Problem to solve
Every line that holds the string "charm" is to be identified and copied.

Given entries
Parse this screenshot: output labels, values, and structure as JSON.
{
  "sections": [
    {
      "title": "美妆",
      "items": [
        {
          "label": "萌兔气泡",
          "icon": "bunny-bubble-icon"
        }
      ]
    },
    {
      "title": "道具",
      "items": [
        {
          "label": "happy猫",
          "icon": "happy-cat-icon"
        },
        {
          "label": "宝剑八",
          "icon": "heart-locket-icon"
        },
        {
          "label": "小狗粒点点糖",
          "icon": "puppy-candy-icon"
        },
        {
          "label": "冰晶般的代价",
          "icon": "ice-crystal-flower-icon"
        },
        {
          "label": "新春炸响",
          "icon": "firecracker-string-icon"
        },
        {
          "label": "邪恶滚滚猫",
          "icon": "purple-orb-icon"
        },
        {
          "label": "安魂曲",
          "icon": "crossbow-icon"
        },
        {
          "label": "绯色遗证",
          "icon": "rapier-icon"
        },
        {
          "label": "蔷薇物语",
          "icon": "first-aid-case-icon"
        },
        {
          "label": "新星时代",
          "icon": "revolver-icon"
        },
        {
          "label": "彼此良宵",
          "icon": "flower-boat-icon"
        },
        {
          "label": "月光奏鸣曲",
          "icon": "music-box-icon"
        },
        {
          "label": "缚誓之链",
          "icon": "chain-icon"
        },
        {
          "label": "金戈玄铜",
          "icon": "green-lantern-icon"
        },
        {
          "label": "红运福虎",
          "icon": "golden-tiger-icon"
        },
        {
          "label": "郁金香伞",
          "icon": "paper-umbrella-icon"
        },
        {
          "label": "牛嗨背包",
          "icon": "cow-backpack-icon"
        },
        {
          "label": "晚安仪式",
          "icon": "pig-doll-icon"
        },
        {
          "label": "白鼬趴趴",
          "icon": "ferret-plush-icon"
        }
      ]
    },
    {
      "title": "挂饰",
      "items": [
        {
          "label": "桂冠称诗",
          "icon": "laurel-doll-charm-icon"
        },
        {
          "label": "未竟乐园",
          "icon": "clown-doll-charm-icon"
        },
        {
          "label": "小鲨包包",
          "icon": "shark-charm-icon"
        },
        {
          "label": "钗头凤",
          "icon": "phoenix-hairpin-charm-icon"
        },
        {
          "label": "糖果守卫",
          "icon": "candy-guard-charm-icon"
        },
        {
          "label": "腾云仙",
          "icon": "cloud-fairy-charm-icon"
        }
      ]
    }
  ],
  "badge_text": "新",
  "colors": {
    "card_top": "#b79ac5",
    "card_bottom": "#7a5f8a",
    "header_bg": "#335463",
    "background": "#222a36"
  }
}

Problem solution
          "icon": "laurel-doll-charm-icon"
          "icon": "clown-doll-charm-icon"
          "icon": "shark-charm-icon"
          "icon": "phoenix-hairpin-charm-icon"
          "icon": "candy-guard-charm-icon"
          "icon": "cloud-fairy-charm-icon"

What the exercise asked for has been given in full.